SUPPLIED MATERIAL
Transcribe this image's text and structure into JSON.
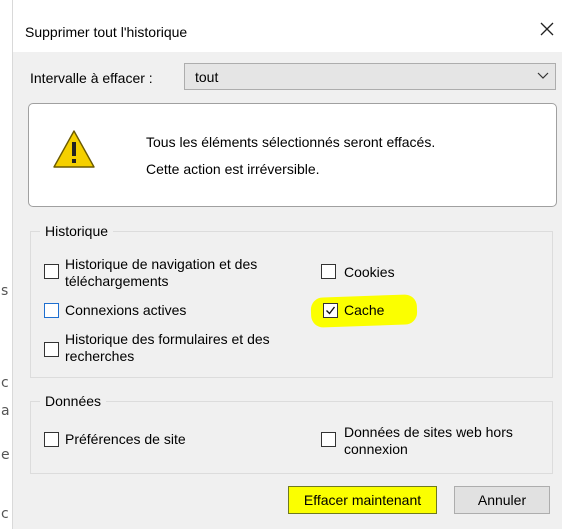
{
  "background": {
    "glyphs": [
      "s",
      "c",
      "a",
      "e",
      "c"
    ]
  },
  "dialog": {
    "title": "Supprimer tout l'historique",
    "close_icon": "close-icon"
  },
  "interval": {
    "label": "Intervalle à effacer :",
    "value": "tout"
  },
  "warning": {
    "icon": "warning-icon",
    "line1": "Tous les éléments sélectionnés seront effacés.",
    "line2": "Cette action est irréversible."
  },
  "historique": {
    "legend": "Historique",
    "items": [
      {
        "label_line1": "Historique de navigation et des",
        "label_line2": "téléchargements",
        "checked": false
      },
      {
        "label": "Cookies",
        "checked": false
      },
      {
        "label": "Connexions actives",
        "checked": false
      },
      {
        "label": "Cache",
        "checked": true
      },
      {
        "label_line1": "Historique des formulaires et des",
        "label_line2": "recherches",
        "checked": false
      }
    ]
  },
  "donnees": {
    "legend": "Données",
    "items": [
      {
        "label": "Préférences de site",
        "checked": false
      },
      {
        "label_line1": "Données de sites web hors",
        "label_line2": "connexion",
        "checked": false
      }
    ]
  },
  "buttons": {
    "primary": "Effacer maintenant",
    "cancel": "Annuler"
  },
  "colors": {
    "highlight": "#fbff00",
    "focus_border": "#1e6fd0",
    "dialog_bg": "#f0f0f0"
  }
}
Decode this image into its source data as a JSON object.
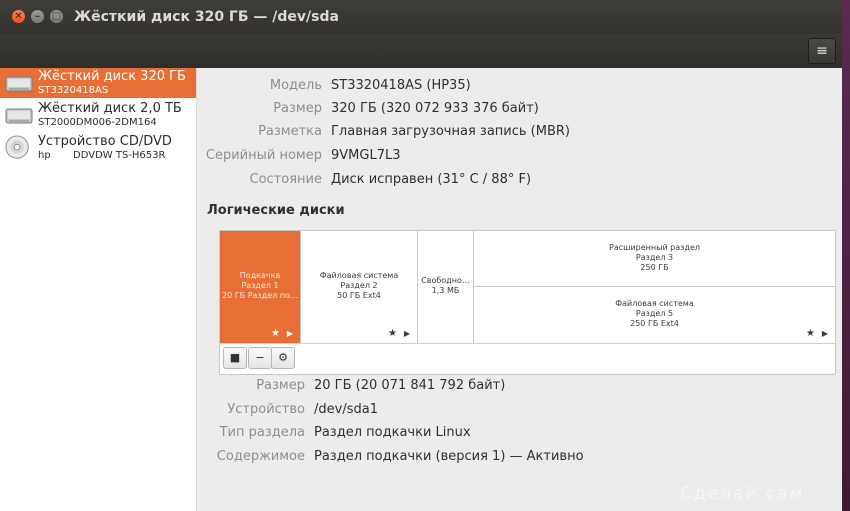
{
  "window": {
    "title": "Жёсткий диск 320 ГБ — /dev/sda",
    "close_glyph": "✕",
    "min_glyph": "–",
    "max_glyph": "□",
    "menu_glyph": "≡"
  },
  "sidebar": {
    "drives": [
      {
        "name": "Жёсткий диск 320 ГБ",
        "sub": "ST3320418AS",
        "icon": "hard-disk-icon",
        "selected": true
      },
      {
        "name": "Жёсткий диск 2,0 ТБ",
        "sub": "ST2000DM006-2DM164",
        "icon": "hard-disk-icon",
        "selected": false
      },
      {
        "name": "Устройство CD/DVD",
        "sub": "hp",
        "sub2": "DDVDW TS-H653R",
        "icon": "optical-disc-icon",
        "selected": false
      }
    ]
  },
  "disk_info": {
    "model_label": "Модель",
    "model_value": "ST3320418AS (HP35)",
    "size_label": "Размер",
    "size_value": "320 ГБ (320 072 933 376 байт)",
    "partitioning_label": "Разметка",
    "partitioning_value": "Главная загрузочная запись (MBR)",
    "serial_label": "Серийный номер",
    "serial_value": "9VMGL7L3",
    "state_label": "Состояние",
    "state_value": "Диск исправен (31° C / 88° F)"
  },
  "volumes": {
    "title": "Логические диски",
    "segments": {
      "swap": {
        "line1": "Подкачка",
        "line2": "Раздел 1",
        "line3": "20 ГБ Раздел по…"
      },
      "fs2": {
        "line1": "Файловая система",
        "line2": "Раздел 2",
        "line3": "50 ГБ Ext4"
      },
      "free": {
        "line1": "Свободно…",
        "line2": "1,3 МБ"
      },
      "extended": {
        "line1": "Расширенный раздел",
        "line2": "Раздел 3",
        "line3": "250 ГБ"
      },
      "fs5": {
        "line1": "Файловая система",
        "line2": "Раздел 5",
        "line3": "250 ГБ Ext4"
      }
    },
    "star": "★",
    "arrow": "▶",
    "tools": {
      "stop": "■",
      "remove": "−",
      "settings": "⚙"
    }
  },
  "partition_info": {
    "size_label": "Размер",
    "size_value": "20 ГБ (20 071 841 792 байт)",
    "device_label": "Устройство",
    "device_value": "/dev/sda1",
    "type_label": "Тип раздела",
    "type_value": "Раздел подкачки Linux",
    "contents_label": "Содержимое",
    "contents_value": "Раздел подкачки (версия 1) — Активно"
  },
  "watermark": "Сделай сам",
  "colors": {
    "accent": "#e76f35",
    "titlebar": "#3c3b37"
  }
}
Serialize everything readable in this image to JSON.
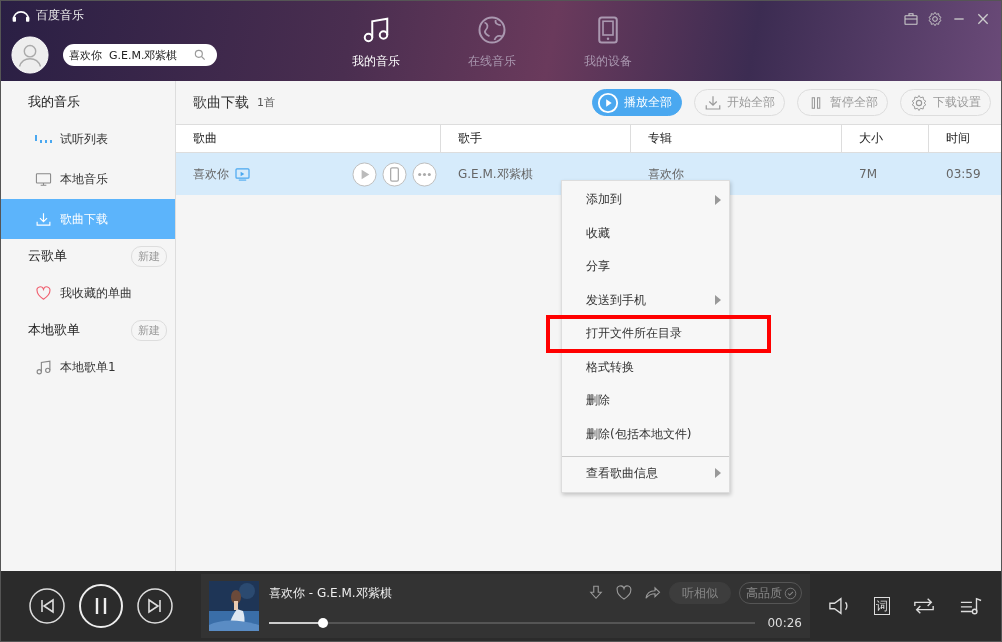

EXERCISE INSTRUCTIONS
How many lines in the listing contain "Устройство"? Answer with the number alone.

EXERCISE OUTPUT
2